— start Extracted material —

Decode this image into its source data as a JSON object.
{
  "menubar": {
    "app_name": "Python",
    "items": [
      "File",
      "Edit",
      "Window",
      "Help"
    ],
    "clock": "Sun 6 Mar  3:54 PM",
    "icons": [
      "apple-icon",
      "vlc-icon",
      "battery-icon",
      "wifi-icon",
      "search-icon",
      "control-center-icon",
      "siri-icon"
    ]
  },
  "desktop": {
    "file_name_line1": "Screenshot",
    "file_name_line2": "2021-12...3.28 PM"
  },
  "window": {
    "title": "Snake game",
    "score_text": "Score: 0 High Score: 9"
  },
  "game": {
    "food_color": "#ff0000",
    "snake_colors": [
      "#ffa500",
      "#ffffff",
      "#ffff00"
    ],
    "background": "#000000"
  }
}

— end Extracted material —
— start Extracted material —

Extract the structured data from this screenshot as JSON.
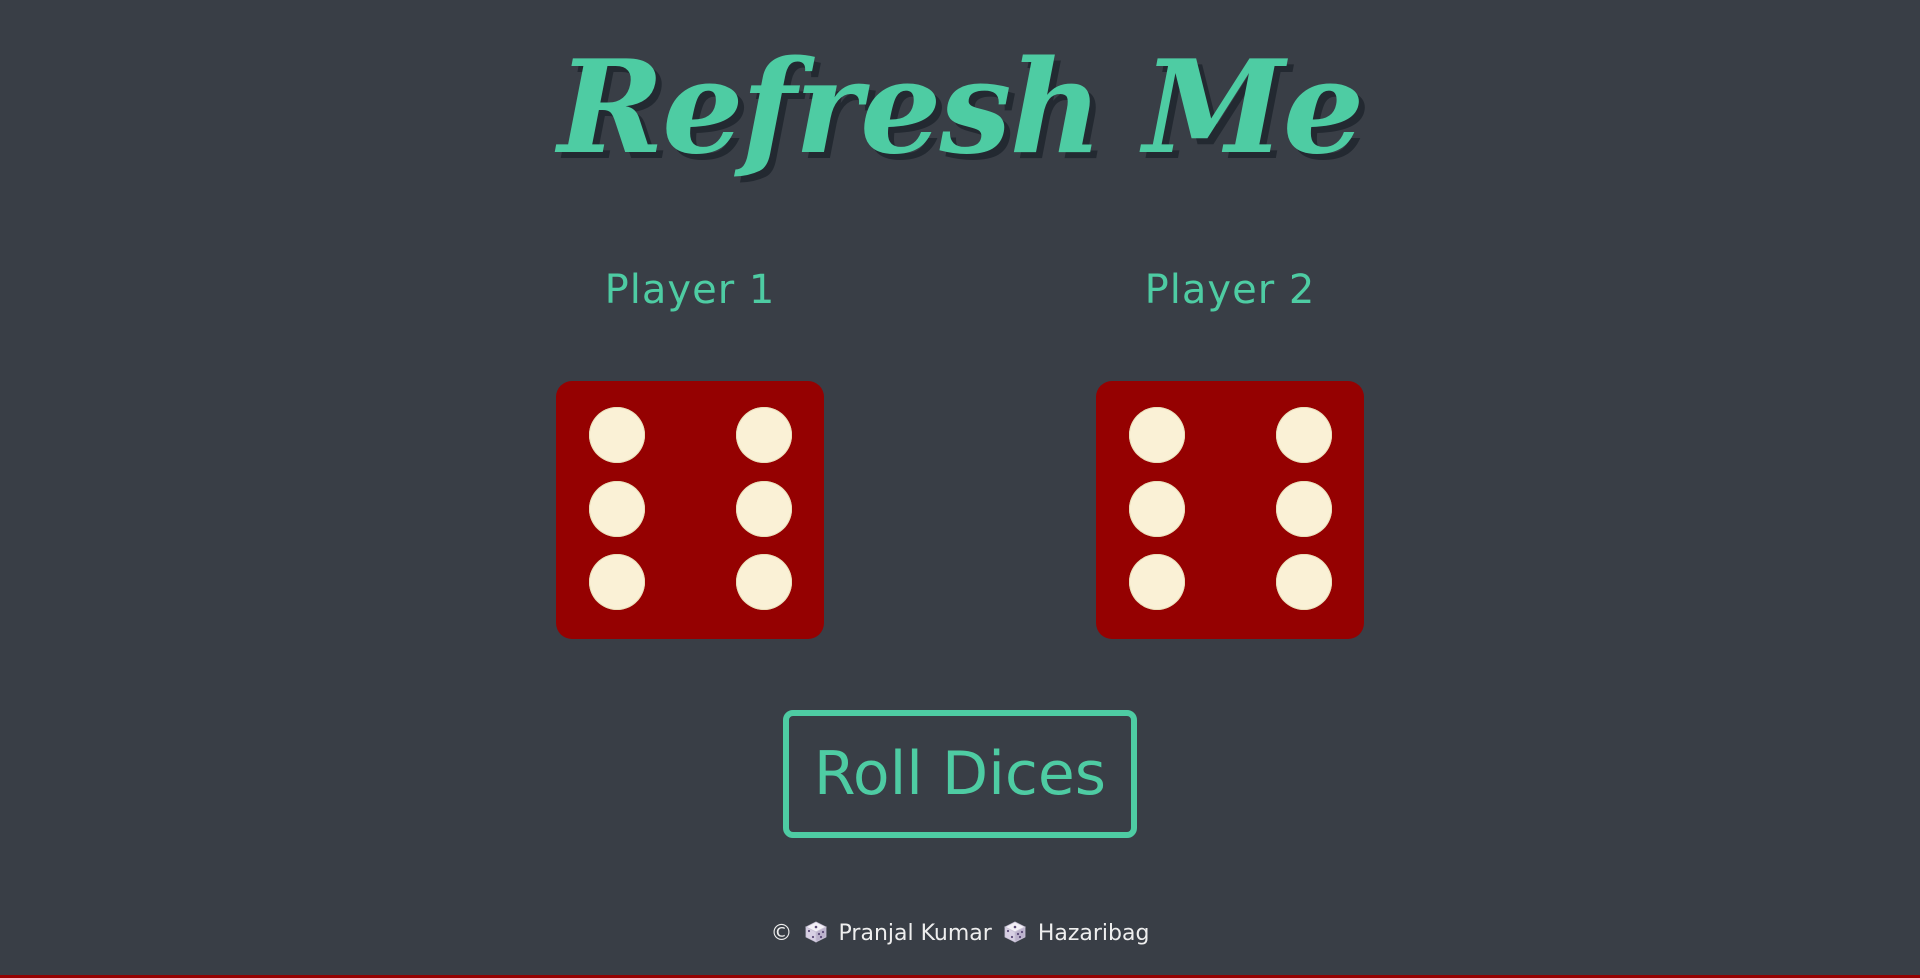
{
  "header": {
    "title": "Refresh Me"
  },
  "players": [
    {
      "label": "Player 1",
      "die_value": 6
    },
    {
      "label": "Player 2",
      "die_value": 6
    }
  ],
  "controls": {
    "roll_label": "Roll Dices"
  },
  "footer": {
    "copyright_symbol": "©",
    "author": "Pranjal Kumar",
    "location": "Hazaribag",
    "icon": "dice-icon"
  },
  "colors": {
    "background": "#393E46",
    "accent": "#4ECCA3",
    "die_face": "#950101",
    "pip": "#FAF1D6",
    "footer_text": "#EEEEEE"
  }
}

— end Extracted material —

## To do
Gather each line of the listing containing the word "data" and show it.

## Result for this exercise
Decode this image into its source data as a JSON object.
Extract the structured data from this screenshot as JSON.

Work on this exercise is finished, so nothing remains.